◆ Given instruction ◆
Search the material for the string "console", then return every line where it is found.
++++ Dataset excerpts ++++
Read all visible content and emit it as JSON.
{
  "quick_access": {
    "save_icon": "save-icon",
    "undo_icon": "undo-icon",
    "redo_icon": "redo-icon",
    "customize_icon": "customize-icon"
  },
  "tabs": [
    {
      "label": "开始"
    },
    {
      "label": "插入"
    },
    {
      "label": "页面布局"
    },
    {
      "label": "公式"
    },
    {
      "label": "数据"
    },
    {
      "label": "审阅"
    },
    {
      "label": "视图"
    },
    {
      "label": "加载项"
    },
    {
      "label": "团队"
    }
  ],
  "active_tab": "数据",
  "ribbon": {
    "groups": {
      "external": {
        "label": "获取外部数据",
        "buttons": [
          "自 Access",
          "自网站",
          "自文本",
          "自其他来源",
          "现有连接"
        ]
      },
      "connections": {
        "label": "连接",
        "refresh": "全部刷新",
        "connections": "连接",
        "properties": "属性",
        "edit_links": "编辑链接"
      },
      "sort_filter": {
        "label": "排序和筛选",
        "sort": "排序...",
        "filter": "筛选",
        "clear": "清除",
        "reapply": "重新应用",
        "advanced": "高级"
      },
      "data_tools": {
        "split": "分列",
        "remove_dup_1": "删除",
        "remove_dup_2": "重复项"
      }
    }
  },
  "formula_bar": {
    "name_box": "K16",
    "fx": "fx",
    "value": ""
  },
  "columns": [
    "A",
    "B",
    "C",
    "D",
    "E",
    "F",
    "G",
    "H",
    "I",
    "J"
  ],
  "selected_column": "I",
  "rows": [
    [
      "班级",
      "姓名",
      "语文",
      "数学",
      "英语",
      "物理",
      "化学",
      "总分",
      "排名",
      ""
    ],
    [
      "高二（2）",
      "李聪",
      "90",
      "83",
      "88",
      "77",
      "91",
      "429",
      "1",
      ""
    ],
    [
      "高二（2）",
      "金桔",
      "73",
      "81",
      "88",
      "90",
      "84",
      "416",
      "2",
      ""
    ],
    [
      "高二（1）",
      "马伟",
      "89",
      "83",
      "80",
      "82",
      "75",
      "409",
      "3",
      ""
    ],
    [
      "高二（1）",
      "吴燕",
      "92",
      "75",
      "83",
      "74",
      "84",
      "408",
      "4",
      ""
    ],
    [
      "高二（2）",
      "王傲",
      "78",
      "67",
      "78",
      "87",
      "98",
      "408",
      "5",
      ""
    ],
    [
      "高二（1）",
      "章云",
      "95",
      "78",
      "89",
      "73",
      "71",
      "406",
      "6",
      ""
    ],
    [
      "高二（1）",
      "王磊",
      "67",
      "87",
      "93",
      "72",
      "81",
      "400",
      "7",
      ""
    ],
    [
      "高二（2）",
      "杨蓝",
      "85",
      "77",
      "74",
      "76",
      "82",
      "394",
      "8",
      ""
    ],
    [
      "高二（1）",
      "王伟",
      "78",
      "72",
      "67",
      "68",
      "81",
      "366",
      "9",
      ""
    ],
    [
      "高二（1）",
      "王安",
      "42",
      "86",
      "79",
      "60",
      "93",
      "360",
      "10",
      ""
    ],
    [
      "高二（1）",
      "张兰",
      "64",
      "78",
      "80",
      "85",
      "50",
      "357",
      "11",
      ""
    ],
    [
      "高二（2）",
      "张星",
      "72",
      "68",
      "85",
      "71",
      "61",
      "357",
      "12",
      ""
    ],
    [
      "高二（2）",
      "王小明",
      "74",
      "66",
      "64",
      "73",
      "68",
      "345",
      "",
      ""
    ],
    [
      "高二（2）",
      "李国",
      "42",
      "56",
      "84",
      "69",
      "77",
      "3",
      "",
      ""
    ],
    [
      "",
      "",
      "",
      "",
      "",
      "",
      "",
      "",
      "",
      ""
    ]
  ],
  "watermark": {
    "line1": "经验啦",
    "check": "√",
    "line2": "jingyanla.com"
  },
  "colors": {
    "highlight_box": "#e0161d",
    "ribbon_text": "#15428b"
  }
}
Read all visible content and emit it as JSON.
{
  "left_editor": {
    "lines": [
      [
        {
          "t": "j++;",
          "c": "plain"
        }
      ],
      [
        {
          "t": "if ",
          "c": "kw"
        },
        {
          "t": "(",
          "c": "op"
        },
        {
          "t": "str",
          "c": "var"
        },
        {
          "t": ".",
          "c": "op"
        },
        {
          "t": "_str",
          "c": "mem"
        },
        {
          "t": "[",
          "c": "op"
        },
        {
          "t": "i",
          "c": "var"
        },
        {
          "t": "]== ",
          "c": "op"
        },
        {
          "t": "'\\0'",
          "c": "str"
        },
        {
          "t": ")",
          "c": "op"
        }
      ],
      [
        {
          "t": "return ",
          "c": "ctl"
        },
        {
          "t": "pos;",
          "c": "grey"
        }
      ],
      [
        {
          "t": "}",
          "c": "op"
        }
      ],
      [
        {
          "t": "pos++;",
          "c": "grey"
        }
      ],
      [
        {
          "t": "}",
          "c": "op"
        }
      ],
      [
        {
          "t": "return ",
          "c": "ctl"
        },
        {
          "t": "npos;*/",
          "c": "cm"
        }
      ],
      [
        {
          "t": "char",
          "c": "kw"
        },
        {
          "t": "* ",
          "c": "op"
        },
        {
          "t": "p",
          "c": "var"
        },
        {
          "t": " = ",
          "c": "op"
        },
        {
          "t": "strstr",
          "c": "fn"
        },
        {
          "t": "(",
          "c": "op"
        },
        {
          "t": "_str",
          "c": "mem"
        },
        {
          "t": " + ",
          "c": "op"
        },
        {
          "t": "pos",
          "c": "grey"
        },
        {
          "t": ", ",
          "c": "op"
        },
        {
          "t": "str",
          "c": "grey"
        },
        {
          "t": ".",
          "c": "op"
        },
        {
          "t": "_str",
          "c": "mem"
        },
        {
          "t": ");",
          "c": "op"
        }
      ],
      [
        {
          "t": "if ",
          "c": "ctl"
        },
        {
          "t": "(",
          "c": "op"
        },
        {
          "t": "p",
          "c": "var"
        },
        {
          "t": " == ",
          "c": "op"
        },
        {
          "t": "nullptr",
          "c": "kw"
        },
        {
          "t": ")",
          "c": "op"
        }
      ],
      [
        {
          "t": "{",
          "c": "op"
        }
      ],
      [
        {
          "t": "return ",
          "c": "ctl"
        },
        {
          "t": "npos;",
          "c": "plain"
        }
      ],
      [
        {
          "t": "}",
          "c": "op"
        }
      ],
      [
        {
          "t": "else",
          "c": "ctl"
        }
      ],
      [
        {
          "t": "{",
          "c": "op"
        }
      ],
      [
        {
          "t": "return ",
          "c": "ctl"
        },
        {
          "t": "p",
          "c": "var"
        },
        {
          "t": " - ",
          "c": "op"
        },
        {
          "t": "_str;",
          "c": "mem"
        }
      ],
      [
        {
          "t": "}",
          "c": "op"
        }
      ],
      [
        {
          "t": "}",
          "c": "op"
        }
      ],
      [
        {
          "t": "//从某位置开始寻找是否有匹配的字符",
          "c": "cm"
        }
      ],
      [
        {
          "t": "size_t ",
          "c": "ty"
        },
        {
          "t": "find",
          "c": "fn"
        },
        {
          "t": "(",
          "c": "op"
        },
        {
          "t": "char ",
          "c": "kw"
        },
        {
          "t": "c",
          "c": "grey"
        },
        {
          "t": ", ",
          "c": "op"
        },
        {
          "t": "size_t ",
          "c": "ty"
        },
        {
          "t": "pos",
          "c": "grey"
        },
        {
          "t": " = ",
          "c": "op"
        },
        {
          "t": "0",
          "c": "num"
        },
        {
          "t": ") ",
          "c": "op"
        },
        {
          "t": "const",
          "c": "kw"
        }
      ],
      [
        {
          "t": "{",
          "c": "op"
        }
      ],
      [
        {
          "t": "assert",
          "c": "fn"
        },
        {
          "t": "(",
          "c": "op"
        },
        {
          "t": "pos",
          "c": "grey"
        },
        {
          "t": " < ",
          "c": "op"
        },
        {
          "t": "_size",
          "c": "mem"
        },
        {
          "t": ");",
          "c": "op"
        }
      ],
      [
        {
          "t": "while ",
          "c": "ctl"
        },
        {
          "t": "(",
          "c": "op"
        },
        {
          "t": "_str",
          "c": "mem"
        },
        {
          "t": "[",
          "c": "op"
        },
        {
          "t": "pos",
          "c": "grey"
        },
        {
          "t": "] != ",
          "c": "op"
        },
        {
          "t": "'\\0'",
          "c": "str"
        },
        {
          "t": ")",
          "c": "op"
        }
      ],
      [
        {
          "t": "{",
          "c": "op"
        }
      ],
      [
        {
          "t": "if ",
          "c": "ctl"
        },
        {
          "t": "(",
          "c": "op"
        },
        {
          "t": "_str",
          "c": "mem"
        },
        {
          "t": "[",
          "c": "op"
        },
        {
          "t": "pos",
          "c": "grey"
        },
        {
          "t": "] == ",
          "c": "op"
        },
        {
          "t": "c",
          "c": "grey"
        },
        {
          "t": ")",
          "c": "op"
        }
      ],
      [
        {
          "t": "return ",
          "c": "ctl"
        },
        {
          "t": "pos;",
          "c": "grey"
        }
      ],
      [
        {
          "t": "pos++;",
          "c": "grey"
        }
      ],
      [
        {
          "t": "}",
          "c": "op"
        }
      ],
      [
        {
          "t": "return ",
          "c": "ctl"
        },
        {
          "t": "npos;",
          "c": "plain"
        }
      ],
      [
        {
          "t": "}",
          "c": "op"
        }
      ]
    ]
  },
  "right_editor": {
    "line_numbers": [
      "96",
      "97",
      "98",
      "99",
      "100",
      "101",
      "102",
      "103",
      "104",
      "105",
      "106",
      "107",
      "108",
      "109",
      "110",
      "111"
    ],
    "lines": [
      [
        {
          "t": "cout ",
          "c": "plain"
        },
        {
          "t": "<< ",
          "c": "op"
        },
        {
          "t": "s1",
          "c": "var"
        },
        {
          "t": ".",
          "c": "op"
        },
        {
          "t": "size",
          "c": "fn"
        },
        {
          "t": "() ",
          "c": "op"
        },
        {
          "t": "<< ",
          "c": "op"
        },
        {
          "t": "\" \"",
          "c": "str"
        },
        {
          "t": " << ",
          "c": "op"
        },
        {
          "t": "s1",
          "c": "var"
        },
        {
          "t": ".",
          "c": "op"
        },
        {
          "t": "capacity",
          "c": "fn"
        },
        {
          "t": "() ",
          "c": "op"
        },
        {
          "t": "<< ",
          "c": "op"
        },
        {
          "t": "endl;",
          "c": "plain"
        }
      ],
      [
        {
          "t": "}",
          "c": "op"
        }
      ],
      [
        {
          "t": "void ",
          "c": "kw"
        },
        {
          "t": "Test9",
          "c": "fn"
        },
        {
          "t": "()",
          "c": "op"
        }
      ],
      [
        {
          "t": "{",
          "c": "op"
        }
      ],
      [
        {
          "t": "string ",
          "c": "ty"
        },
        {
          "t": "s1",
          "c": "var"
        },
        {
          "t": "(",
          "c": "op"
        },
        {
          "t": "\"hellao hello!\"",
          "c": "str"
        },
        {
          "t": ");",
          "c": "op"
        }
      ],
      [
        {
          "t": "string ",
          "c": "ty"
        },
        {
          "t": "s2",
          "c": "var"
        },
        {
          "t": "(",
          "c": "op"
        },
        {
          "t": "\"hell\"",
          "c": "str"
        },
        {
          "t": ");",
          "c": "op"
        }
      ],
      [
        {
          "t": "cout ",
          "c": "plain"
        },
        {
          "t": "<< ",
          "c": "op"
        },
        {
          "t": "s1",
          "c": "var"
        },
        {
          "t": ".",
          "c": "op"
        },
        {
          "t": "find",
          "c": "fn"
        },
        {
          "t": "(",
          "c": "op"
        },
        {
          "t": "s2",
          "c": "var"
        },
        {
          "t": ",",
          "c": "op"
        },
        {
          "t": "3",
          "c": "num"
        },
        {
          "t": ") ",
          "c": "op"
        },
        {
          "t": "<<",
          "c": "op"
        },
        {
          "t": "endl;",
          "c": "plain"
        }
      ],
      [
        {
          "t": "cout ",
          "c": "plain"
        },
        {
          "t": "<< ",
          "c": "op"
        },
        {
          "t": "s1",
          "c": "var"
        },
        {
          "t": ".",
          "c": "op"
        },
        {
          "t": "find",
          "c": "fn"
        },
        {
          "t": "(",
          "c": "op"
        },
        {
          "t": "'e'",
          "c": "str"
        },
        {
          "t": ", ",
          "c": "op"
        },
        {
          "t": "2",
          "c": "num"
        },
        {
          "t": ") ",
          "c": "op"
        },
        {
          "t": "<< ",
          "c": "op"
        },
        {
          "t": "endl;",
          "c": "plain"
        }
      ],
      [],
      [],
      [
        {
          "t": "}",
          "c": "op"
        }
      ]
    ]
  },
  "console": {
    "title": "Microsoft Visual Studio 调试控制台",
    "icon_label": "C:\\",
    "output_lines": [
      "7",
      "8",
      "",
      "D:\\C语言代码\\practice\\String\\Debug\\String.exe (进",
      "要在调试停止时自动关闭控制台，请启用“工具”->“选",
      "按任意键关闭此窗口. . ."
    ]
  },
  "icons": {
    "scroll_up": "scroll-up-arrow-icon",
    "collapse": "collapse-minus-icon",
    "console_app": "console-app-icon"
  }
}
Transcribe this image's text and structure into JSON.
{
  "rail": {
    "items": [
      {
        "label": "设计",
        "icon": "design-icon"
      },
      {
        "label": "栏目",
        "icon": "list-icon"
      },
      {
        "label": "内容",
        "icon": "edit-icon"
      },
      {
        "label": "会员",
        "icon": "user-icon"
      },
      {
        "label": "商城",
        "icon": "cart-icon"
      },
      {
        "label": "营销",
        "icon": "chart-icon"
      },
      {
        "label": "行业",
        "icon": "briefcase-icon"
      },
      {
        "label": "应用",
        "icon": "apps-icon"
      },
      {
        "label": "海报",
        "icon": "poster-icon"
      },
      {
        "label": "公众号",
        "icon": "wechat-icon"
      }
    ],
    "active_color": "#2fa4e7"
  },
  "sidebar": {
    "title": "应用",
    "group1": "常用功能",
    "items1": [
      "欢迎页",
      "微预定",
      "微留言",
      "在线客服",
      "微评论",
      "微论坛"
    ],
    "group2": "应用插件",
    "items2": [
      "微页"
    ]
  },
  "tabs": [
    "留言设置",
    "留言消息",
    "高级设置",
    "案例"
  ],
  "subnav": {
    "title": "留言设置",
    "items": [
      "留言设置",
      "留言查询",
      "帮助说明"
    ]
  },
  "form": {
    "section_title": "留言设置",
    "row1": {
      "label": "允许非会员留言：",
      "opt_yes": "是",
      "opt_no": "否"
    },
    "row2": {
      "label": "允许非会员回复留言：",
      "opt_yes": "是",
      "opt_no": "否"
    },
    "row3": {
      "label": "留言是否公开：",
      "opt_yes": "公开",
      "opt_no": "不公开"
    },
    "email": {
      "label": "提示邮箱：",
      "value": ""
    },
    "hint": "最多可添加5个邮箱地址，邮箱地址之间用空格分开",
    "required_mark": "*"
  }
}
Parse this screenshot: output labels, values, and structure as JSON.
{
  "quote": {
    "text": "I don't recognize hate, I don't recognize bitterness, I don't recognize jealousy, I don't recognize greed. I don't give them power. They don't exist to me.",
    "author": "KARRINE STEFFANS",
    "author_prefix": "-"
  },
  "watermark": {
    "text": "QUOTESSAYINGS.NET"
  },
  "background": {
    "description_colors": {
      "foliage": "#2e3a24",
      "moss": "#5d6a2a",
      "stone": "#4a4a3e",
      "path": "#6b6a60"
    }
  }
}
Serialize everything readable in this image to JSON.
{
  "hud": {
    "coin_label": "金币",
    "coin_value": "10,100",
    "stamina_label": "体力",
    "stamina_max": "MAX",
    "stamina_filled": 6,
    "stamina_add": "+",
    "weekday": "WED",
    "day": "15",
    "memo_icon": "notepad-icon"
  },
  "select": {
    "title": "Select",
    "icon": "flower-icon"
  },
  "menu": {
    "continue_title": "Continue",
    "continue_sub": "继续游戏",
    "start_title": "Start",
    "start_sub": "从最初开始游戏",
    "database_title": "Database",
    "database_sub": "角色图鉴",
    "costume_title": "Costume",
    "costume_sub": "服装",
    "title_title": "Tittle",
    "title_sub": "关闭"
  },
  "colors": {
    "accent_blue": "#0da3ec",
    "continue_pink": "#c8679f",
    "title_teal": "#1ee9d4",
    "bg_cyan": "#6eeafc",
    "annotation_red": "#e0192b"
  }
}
++++
◆ Output below ◆
  "console": {
    "console_app": "console-app-icon"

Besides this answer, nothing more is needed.